### [Exercise directions]
Gather all lines in the data that hold the string "cuenta".

### [Source material]
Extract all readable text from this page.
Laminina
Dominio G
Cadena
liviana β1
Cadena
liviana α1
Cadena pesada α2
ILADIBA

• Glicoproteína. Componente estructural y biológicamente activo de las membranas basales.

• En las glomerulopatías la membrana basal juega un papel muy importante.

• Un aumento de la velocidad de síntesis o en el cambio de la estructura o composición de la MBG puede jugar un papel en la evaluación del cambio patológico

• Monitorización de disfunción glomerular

* * *

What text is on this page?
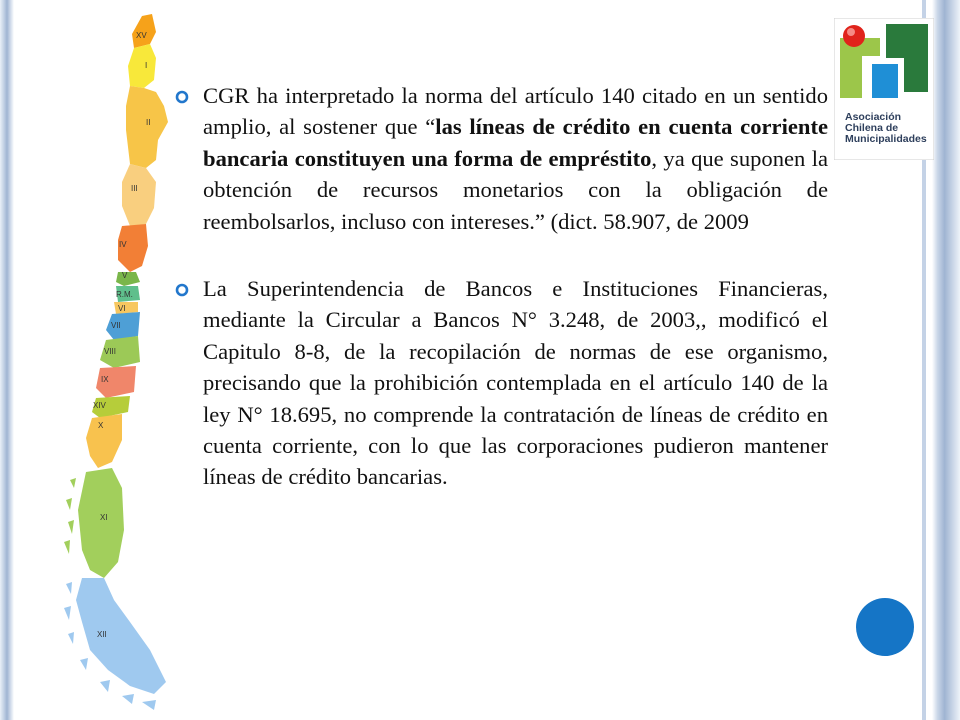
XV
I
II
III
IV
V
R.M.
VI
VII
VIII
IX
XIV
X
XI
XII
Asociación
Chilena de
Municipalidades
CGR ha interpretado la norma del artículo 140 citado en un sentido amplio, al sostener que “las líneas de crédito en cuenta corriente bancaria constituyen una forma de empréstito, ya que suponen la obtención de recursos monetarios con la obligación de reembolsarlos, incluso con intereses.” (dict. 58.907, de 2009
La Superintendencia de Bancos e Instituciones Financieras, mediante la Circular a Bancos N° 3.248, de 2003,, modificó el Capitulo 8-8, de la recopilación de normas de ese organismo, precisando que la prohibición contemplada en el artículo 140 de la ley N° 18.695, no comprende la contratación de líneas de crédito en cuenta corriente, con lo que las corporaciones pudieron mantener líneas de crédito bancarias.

### [Output for this exercise]
CGR ha interpretado la norma del artículo 140 citado en un sentido amplio, al sostener que “las líneas de crédito en cuenta corriente bancaria constituyen una forma de empréstito, ya que suponen la obtención de recursos monetarios con la obligación de reembolsarlos, incluso con intereses.” (dict. 58.907, de 2009
La Superintendencia de Bancos e Instituciones Financieras, mediante la Circular a Bancos N° 3.248, de 2003,, modificó el Capitulo 8-8, de la recopilación de normas de ese organismo, precisando que la prohibición contemplada en el artículo 140 de la ley N° 18.695, no comprende la contratación de líneas de crédito en cuenta corriente, con lo que las corporaciones pudieron mantener líneas de crédito bancarias.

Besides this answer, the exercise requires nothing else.